▶ _RECORDED DATA_

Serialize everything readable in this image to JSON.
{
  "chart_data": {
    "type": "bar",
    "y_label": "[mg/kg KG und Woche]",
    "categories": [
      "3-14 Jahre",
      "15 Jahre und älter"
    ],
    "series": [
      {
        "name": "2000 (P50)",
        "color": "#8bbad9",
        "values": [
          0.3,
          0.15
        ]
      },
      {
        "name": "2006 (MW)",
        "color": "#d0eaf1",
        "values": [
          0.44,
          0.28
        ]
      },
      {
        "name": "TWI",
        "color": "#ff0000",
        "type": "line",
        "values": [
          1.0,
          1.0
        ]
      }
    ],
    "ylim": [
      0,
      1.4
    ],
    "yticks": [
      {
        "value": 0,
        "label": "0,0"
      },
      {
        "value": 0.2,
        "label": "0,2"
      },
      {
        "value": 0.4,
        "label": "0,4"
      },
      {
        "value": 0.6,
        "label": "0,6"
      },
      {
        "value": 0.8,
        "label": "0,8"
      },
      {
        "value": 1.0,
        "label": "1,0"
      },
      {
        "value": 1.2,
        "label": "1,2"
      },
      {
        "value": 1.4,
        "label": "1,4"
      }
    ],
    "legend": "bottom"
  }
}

▶ _OBJECTIVE_
Can you reproduce all the material exactly?

▶ _OUTPUT BELOW_
Serialize everything readable in this image to JSON.
{
  "chart_data": {
    "type": "bar",
    "y_label": "[mg/kg KG und Woche]",
    "categories": [
      "3-14 Jahre",
      "15 Jahre und älter"
    ],
    "series": [
      {
        "name": "2000 (P50)",
        "color": "#8bbad9",
        "values": [
          0.3,
          0.15
        ]
      },
      {
        "name": "2006 (MW)",
        "color": "#d0eaf1",
        "values": [
          0.44,
          0.28
        ]
      },
      {
        "name": "TWI",
        "color": "#ff0000",
        "type": "line",
        "values": [
          1.0,
          1.0
        ]
      }
    ],
    "ylim": [
      0,
      1.4
    ],
    "yticks": [
      {
        "value": 0,
        "label": "0,0"
      },
      {
        "value": 0.2,
        "label": "0,2"
      },
      {
        "value": 0.4,
        "label": "0,4"
      },
      {
        "value": 0.6,
        "label": "0,6"
      },
      {
        "value": 0.8,
        "label": "0,8"
      },
      {
        "value": 1.0,
        "label": "1,0"
      },
      {
        "value": 1.2,
        "label": "1,2"
      },
      {
        "value": 1.4,
        "label": "1,4"
      }
    ],
    "legend": "bottom"
  }
}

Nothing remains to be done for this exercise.